Task input —
*-*-*

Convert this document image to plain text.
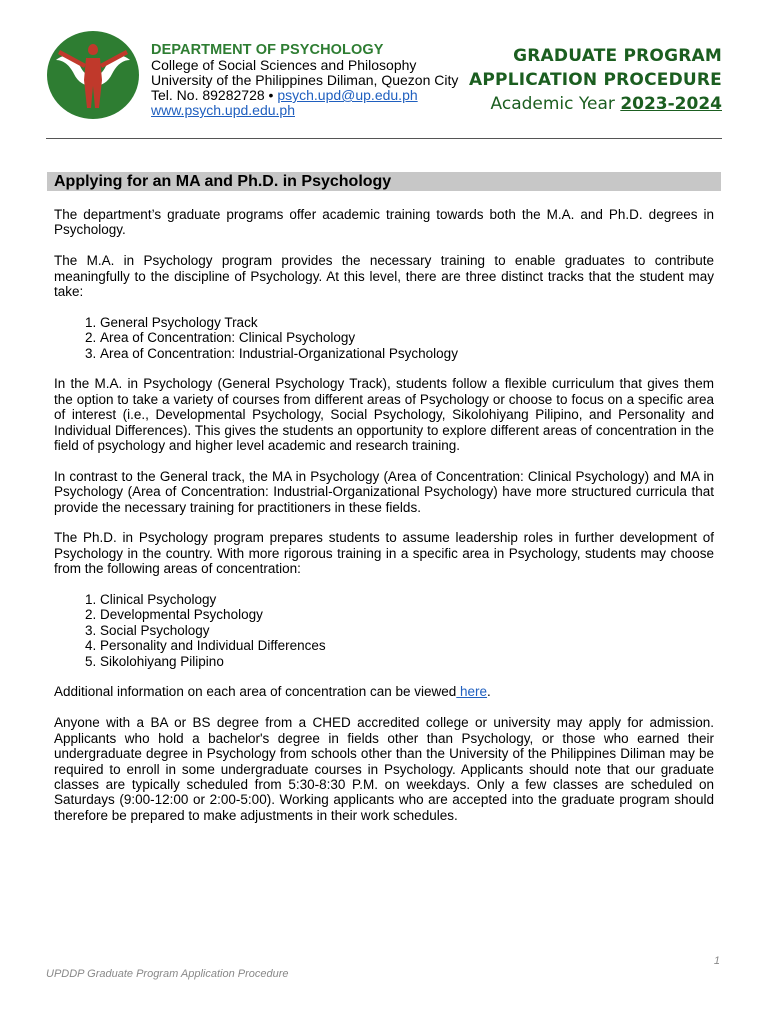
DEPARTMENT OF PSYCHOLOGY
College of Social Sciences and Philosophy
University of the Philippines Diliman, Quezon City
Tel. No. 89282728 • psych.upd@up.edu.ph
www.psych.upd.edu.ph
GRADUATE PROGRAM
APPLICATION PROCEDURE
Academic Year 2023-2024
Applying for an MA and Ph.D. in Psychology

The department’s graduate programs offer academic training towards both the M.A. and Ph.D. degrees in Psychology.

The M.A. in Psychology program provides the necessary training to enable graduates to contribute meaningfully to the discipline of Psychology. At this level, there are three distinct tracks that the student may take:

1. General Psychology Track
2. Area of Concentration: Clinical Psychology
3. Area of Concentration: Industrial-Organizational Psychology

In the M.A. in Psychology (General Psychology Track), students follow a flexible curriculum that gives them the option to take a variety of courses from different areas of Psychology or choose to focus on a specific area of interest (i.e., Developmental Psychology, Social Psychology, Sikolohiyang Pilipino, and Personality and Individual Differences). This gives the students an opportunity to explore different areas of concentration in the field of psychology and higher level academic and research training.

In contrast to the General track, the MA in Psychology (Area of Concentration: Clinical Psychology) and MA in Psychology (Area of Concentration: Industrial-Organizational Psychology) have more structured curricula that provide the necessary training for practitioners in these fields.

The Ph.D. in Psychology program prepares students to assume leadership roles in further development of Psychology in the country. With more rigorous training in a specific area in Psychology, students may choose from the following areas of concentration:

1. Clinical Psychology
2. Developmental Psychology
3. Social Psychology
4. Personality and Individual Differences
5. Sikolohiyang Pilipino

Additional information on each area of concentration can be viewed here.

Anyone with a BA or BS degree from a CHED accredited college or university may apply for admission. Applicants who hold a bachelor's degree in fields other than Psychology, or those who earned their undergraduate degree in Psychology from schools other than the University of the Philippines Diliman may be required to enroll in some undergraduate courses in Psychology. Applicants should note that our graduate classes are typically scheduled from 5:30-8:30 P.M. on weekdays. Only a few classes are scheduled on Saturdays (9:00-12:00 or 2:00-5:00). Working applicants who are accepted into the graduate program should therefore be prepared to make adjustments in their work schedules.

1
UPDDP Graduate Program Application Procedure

*-*-*

Set the data above down again exactly as given, with no pictures.

Convert this document image to plain text.
DEPARTMENT OF PSYCHOLOGY
College of Social Sciences and Philosophy
University of the Philippines Diliman, Quezon City
Tel. No. 89282728 • psych.upd@up.edu.ph
www.psych.upd.edu.ph
GRADUATE PROGRAM
APPLICATION PROCEDURE
Academic Year 2023-2024
Applying for an MA and Ph.D. in Psychology

The department’s graduate programs offer academic training towards both the M.A. and Ph.D. degrees in Psychology.

The M.A. in Psychology program provides the necessary training to enable graduates to contribute meaningfully to the discipline of Psychology. At this level, there are three distinct tracks that the student may take:

1. General Psychology Track
2. Area of Concentration: Clinical Psychology
3. Area of Concentration: Industrial-Organizational Psychology

In the M.A. in Psychology (General Psychology Track), students follow a flexible curriculum that gives them the option to take a variety of courses from different areas of Psychology or choose to focus on a specific area of interest (i.e., Developmental Psychology, Social Psychology, Sikolohiyang Pilipino, and Personality and Individual Differences). This gives the students an opportunity to explore different areas of concentration in the field of psychology and higher level academic and research training.

In contrast to the General track, the MA in Psychology (Area of Concentration: Clinical Psychology) and MA in Psychology (Area of Concentration: Industrial-Organizational Psychology) have more structured curricula that provide the necessary training for practitioners in these fields.

The Ph.D. in Psychology program prepares students to assume leadership roles in further development of Psychology in the country. With more rigorous training in a specific area in Psychology, students may choose from the following areas of concentration:

1. Clinical Psychology
2. Developmental Psychology
3. Social Psychology
4. Personality and Individual Differences
5. Sikolohiyang Pilipino

Additional information on each area of concentration can be viewed here.

Anyone with a BA or BS degree from a CHED accredited college or university may apply for admission. Applicants who hold a bachelor's degree in fields other than Psychology, or those who earned their undergraduate degree in Psychology from schools other than the University of the Philippines Diliman may be required to enroll in some undergraduate courses in Psychology. Applicants should note that our graduate classes are typically scheduled from 5:30-8:30 P.M. on weekdays. Only a few classes are scheduled on Saturdays (9:00-12:00 or 2:00-5:00). Working applicants who are accepted into the graduate program should therefore be prepared to make adjustments in their work schedules.

1
UPDDP Graduate Program Application Procedure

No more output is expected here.